### Short task
Pictures in the records should not be copied, but every other part must be repeated exactly.

>> Begin Extracted material

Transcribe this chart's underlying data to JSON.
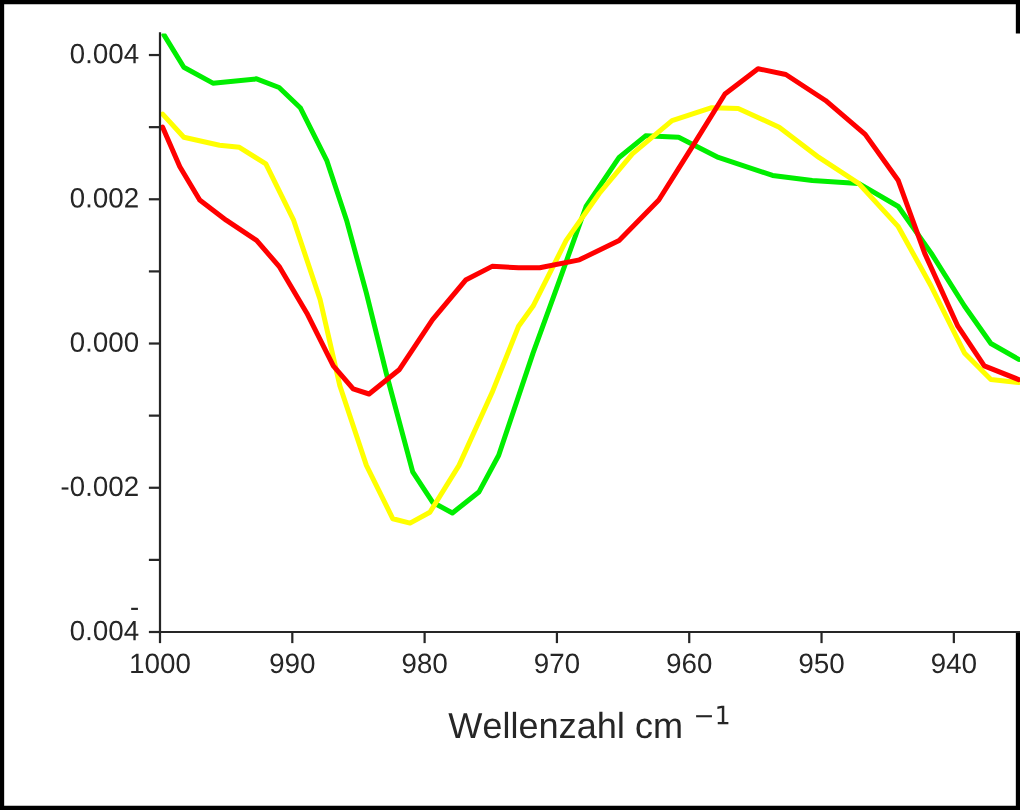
{
  "chart_data": {
    "type": "line",
    "xlabel": "Wellenzahl cm $^{−1}$",
    "xlim": [
      1000,
      935
    ],
    "xticks": [
      1000,
      990,
      980,
      970,
      960,
      950,
      940
    ],
    "ylim": [
      -0.004,
      0.0043
    ],
    "yticks": [
      {
        "value": 0.004,
        "label": "0.004"
      },
      {
        "value": 0.003,
        "label": null
      },
      {
        "value": 0.002,
        "label": "0.002"
      },
      {
        "value": 0.001,
        "label": null
      },
      {
        "value": 0.0,
        "label": "0.000"
      },
      {
        "value": -0.001,
        "label": null
      },
      {
        "value": -0.002,
        "label": "-0.002"
      },
      {
        "value": -0.003,
        "label": null
      },
      {
        "value": -0.004,
        "label": "-\n0.004"
      }
    ],
    "grid": false,
    "legend": false,
    "marker": "none",
    "line_style": "solid",
    "series": [
      {
        "color": "#00ee00",
        "x": [
          999.7,
          998.2,
          996.0,
          992.7,
          991.0,
          989.4,
          987.4,
          985.9,
          984.4,
          982.9,
          980.9,
          979.4,
          977.9,
          975.9,
          974.4,
          971.8,
          969.8,
          967.8,
          965.3,
          963.3,
          960.8,
          957.8,
          953.7,
          950.7,
          947.2,
          944.2,
          941.7,
          939.2,
          937.2,
          935.1
        ],
        "values": [
          0.00428,
          0.00383,
          0.00361,
          0.00367,
          0.00355,
          0.00327,
          0.00254,
          0.00171,
          0.0007,
          -0.00041,
          -0.00178,
          -0.0022,
          -0.00235,
          -0.00206,
          -0.00155,
          -0.00013,
          0.00088,
          0.0019,
          0.00258,
          0.00288,
          0.00286,
          0.00258,
          0.00233,
          0.00226,
          0.00222,
          0.0019,
          0.00125,
          0.00052,
          0.0,
          -0.00022
        ]
      },
      {
        "color": "#ffff00",
        "x": [
          999.8,
          998.2,
          995.5,
          994.0,
          992.0,
          989.9,
          987.9,
          986.4,
          984.4,
          982.4,
          981.1,
          979.6,
          977.4,
          974.9,
          972.9,
          971.8,
          969.3,
          966.8,
          964.3,
          961.3,
          958.3,
          956.3,
          953.2,
          950.2,
          947.2,
          944.2,
          941.7,
          939.2,
          937.2,
          935.1
        ],
        "values": [
          0.00318,
          0.00286,
          0.00275,
          0.00272,
          0.00249,
          0.00171,
          0.00061,
          -0.00059,
          -0.00169,
          -0.00243,
          -0.00249,
          -0.00234,
          -0.00169,
          -0.00068,
          0.00024,
          0.00052,
          0.00143,
          0.00208,
          0.00263,
          0.00309,
          0.00327,
          0.00326,
          0.003,
          0.00258,
          0.00222,
          0.00162,
          0.00079,
          -0.00013,
          -0.0005,
          -0.00054
        ]
      },
      {
        "color": "#ff0000",
        "x": [
          999.8,
          998.5,
          997.0,
          995.0,
          992.7,
          991.0,
          988.9,
          986.9,
          985.4,
          984.2,
          981.9,
          979.4,
          976.9,
          974.9,
          972.9,
          971.3,
          968.3,
          965.3,
          962.3,
          959.8,
          957.3,
          954.8,
          952.7,
          949.7,
          946.7,
          944.2,
          942.2,
          939.7,
          937.7,
          935.1
        ],
        "values": [
          0.003,
          0.00245,
          0.00199,
          0.00171,
          0.00143,
          0.00107,
          0.00042,
          -0.00031,
          -0.00063,
          -0.0007,
          -0.00036,
          0.00033,
          0.00088,
          0.00107,
          0.00105,
          0.00105,
          0.00116,
          0.00143,
          0.00199,
          0.00272,
          0.00346,
          0.00381,
          0.00373,
          0.00337,
          0.0029,
          0.00226,
          0.00125,
          0.00024,
          -0.00031,
          -0.0005
        ]
      }
    ]
  }
}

>> End Extracted material

### Task answer
Transcribe this chart's underlying data to JSON.
{
  "chart_data": {
    "type": "line",
    "xlabel": "Wellenzahl cm $^{−1}$",
    "xlim": [
      1000,
      935
    ],
    "xticks": [
      1000,
      990,
      980,
      970,
      960,
      950,
      940
    ],
    "ylim": [
      -0.004,
      0.0043
    ],
    "yticks": [
      {
        "value": 0.004,
        "label": "0.004"
      },
      {
        "value": 0.003,
        "label": null
      },
      {
        "value": 0.002,
        "label": "0.002"
      },
      {
        "value": 0.001,
        "label": null
      },
      {
        "value": 0.0,
        "label": "0.000"
      },
      {
        "value": -0.001,
        "label": null
      },
      {
        "value": -0.002,
        "label": "-0.002"
      },
      {
        "value": -0.003,
        "label": null
      },
      {
        "value": -0.004,
        "label": "-\n0.004"
      }
    ],
    "grid": false,
    "legend": false,
    "marker": "none",
    "line_style": "solid",
    "series": [
      {
        "color": "#00ee00",
        "x": [
          999.7,
          998.2,
          996.0,
          992.7,
          991.0,
          989.4,
          987.4,
          985.9,
          984.4,
          982.9,
          980.9,
          979.4,
          977.9,
          975.9,
          974.4,
          971.8,
          969.8,
          967.8,
          965.3,
          963.3,
          960.8,
          957.8,
          953.7,
          950.7,
          947.2,
          944.2,
          941.7,
          939.2,
          937.2,
          935.1
        ],
        "values": [
          0.00428,
          0.00383,
          0.00361,
          0.00367,
          0.00355,
          0.00327,
          0.00254,
          0.00171,
          0.0007,
          -0.00041,
          -0.00178,
          -0.0022,
          -0.00235,
          -0.00206,
          -0.00155,
          -0.00013,
          0.00088,
          0.0019,
          0.00258,
          0.00288,
          0.00286,
          0.00258,
          0.00233,
          0.00226,
          0.00222,
          0.0019,
          0.00125,
          0.00052,
          0.0,
          -0.00022
        ]
      },
      {
        "color": "#ffff00",
        "x": [
          999.8,
          998.2,
          995.5,
          994.0,
          992.0,
          989.9,
          987.9,
          986.4,
          984.4,
          982.4,
          981.1,
          979.6,
          977.4,
          974.9,
          972.9,
          971.8,
          969.3,
          966.8,
          964.3,
          961.3,
          958.3,
          956.3,
          953.2,
          950.2,
          947.2,
          944.2,
          941.7,
          939.2,
          937.2,
          935.1
        ],
        "values": [
          0.00318,
          0.00286,
          0.00275,
          0.00272,
          0.00249,
          0.00171,
          0.00061,
          -0.00059,
          -0.00169,
          -0.00243,
          -0.00249,
          -0.00234,
          -0.00169,
          -0.00068,
          0.00024,
          0.00052,
          0.00143,
          0.00208,
          0.00263,
          0.00309,
          0.00327,
          0.00326,
          0.003,
          0.00258,
          0.00222,
          0.00162,
          0.00079,
          -0.00013,
          -0.0005,
          -0.00054
        ]
      },
      {
        "color": "#ff0000",
        "x": [
          999.8,
          998.5,
          997.0,
          995.0,
          992.7,
          991.0,
          988.9,
          986.9,
          985.4,
          984.2,
          981.9,
          979.4,
          976.9,
          974.9,
          972.9,
          971.3,
          968.3,
          965.3,
          962.3,
          959.8,
          957.3,
          954.8,
          952.7,
          949.7,
          946.7,
          944.2,
          942.2,
          939.7,
          937.7,
          935.1
        ],
        "values": [
          0.003,
          0.00245,
          0.00199,
          0.00171,
          0.00143,
          0.00107,
          0.00042,
          -0.00031,
          -0.00063,
          -0.0007,
          -0.00036,
          0.00033,
          0.00088,
          0.00107,
          0.00105,
          0.00105,
          0.00116,
          0.00143,
          0.00199,
          0.00272,
          0.00346,
          0.00381,
          0.00373,
          0.00337,
          0.0029,
          0.00226,
          0.00125,
          0.00024,
          -0.00031,
          -0.0005
        ]
      }
    ]
  }
}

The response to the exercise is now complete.